Dataset rows of page text:
-------
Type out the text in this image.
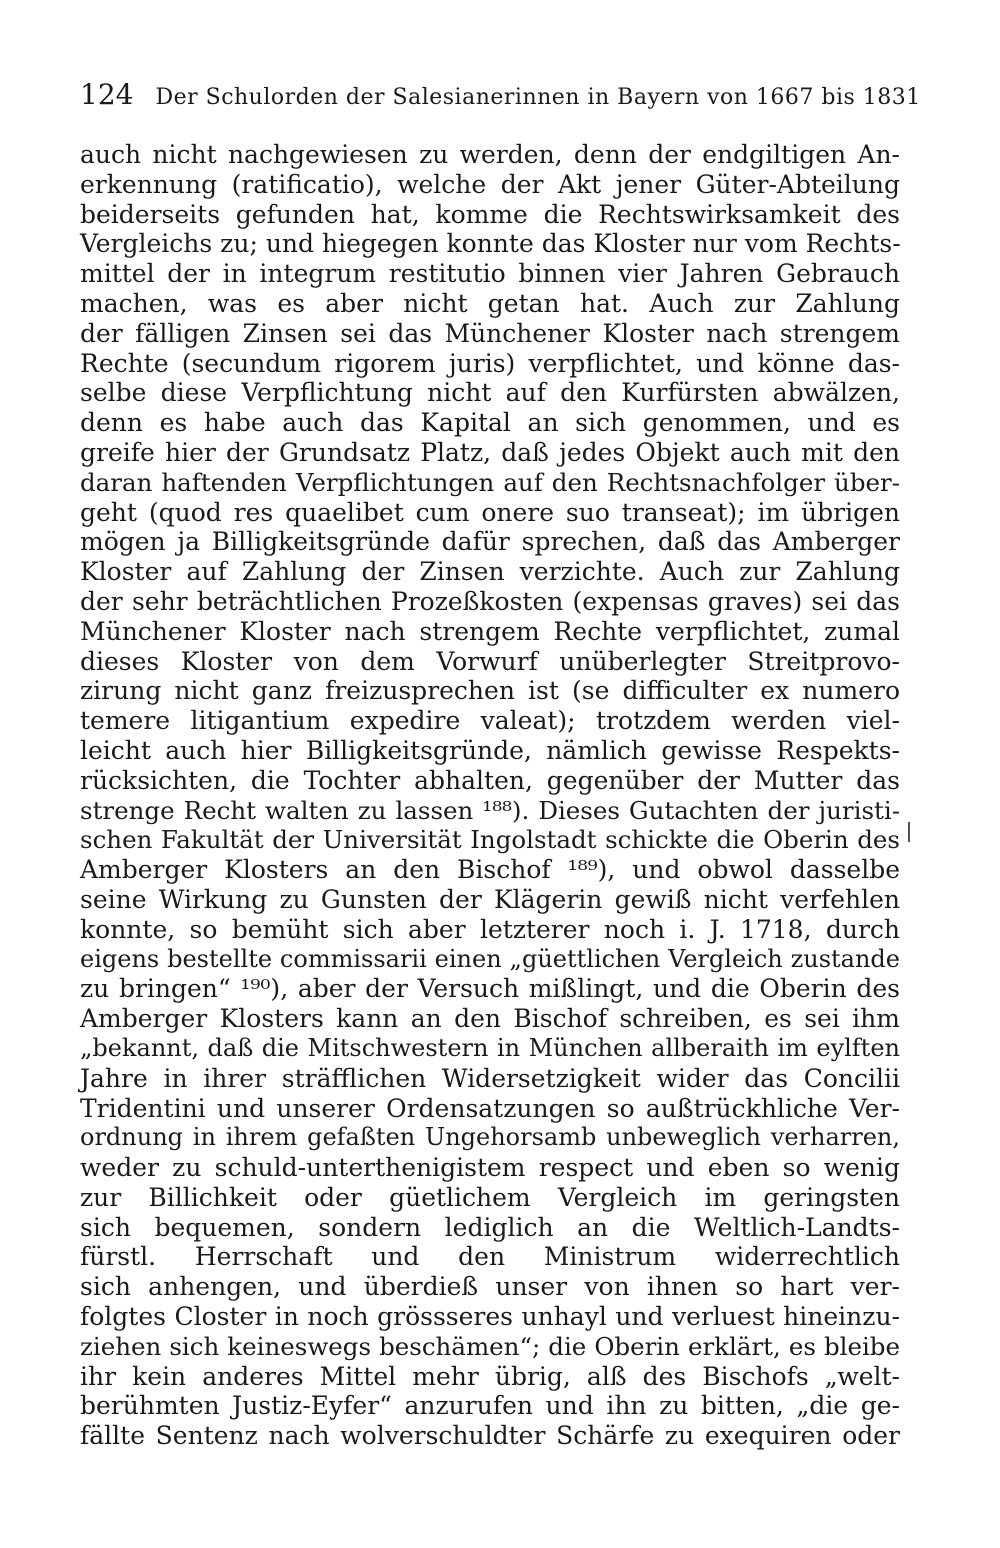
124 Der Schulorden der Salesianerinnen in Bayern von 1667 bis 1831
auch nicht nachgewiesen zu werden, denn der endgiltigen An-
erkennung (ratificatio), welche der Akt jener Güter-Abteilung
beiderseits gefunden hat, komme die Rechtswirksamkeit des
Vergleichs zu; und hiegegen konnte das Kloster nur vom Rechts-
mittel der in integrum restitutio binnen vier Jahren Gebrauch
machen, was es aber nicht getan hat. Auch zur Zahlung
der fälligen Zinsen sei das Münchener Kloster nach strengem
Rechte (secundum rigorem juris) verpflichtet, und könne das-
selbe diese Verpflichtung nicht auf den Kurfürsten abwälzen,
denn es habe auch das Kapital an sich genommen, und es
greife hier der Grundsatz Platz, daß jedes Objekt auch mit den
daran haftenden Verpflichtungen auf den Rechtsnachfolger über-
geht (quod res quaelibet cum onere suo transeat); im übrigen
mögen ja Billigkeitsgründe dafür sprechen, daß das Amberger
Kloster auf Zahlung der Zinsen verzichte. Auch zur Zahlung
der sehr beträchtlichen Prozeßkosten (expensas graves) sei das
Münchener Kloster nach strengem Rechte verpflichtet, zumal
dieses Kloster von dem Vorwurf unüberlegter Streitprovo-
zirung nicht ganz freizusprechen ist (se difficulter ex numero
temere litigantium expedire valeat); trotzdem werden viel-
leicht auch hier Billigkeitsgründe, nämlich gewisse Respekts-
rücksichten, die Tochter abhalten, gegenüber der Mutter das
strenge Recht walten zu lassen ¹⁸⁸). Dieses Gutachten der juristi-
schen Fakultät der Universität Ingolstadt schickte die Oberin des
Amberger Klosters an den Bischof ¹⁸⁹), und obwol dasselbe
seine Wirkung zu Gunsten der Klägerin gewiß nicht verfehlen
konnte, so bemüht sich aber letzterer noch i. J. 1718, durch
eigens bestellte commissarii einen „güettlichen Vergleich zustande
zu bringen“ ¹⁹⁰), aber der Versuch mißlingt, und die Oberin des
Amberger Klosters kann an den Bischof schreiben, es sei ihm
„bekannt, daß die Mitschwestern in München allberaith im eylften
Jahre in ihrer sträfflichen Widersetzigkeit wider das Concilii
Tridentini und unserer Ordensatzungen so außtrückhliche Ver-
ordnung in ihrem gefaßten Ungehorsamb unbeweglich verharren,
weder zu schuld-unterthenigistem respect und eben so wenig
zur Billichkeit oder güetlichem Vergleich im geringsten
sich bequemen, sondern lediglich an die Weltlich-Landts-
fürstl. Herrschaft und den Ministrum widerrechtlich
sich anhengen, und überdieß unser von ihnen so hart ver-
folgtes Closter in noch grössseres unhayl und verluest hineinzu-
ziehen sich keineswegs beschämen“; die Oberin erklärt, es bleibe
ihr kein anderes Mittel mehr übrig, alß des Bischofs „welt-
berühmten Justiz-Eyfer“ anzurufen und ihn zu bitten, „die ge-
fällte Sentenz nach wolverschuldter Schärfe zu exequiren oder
-------
▶ [Exercise]: Keeping the pictures out, print the entries above exactly as written.

▶ [Answer to this exercise]:
Type out the text in this image.
124 Der Schulorden der Salesianerinnen in Bayern von 1667 bis 1831
auch nicht nachgewiesen zu werden, denn der endgiltigen An-
erkennung (ratificatio), welche der Akt jener Güter-Abteilung
beiderseits gefunden hat, komme die Rechtswirksamkeit des
Vergleichs zu; und hiegegen konnte das Kloster nur vom Rechts-
mittel der in integrum restitutio binnen vier Jahren Gebrauch
machen, was es aber nicht getan hat. Auch zur Zahlung
der fälligen Zinsen sei das Münchener Kloster nach strengem
Rechte (secundum rigorem juris) verpflichtet, und könne das-
selbe diese Verpflichtung nicht auf den Kurfürsten abwälzen,
denn es habe auch das Kapital an sich genommen, und es
greife hier der Grundsatz Platz, daß jedes Objekt auch mit den
daran haftenden Verpflichtungen auf den Rechtsnachfolger über-
geht (quod res quaelibet cum onere suo transeat); im übrigen
mögen ja Billigkeitsgründe dafür sprechen, daß das Amberger
Kloster auf Zahlung der Zinsen verzichte. Auch zur Zahlung
der sehr beträchtlichen Prozeßkosten (expensas graves) sei das
Münchener Kloster nach strengem Rechte verpflichtet, zumal
dieses Kloster von dem Vorwurf unüberlegter Streitprovo-
zirung nicht ganz freizusprechen ist (se difficulter ex numero
temere litigantium expedire valeat); trotzdem werden viel-
leicht auch hier Billigkeitsgründe, nämlich gewisse Respekts-
rücksichten, die Tochter abhalten, gegenüber der Mutter das
strenge Recht walten zu lassen ¹⁸⁸). Dieses Gutachten der juristi-
schen Fakultät der Universität Ingolstadt schickte die Oberin des
Amberger Klosters an den Bischof ¹⁸⁹), und obwol dasselbe
seine Wirkung zu Gunsten der Klägerin gewiß nicht verfehlen
konnte, so bemüht sich aber letzterer noch i. J. 1718, durch
eigens bestellte commissarii einen „güettlichen Vergleich zustande
zu bringen“ ¹⁹⁰), aber der Versuch mißlingt, und die Oberin des
Amberger Klosters kann an den Bischof schreiben, es sei ihm
„bekannt, daß die Mitschwestern in München allberaith im eylften
Jahre in ihrer sträfflichen Widersetzigkeit wider das Concilii
Tridentini und unserer Ordensatzungen so außtrückhliche Ver-
ordnung in ihrem gefaßten Ungehorsamb unbeweglich verharren,
weder zu schuld-unterthenigistem respect und eben so wenig
zur Billichkeit oder güetlichem Vergleich im geringsten
sich bequemen, sondern lediglich an die Weltlich-Landts-
fürstl. Herrschaft und den Ministrum widerrechtlich
sich anhengen, und überdieß unser von ihnen so hart ver-
folgtes Closter in noch grössseres unhayl und verluest hineinzu-
ziehen sich keineswegs beschämen“; die Oberin erklärt, es bleibe
ihr kein anderes Mittel mehr übrig, alß des Bischofs „welt-
berühmten Justiz-Eyfer“ anzurufen und ihn zu bitten, „die ge-
fällte Sentenz nach wolverschuldter Schärfe zu exequiren oder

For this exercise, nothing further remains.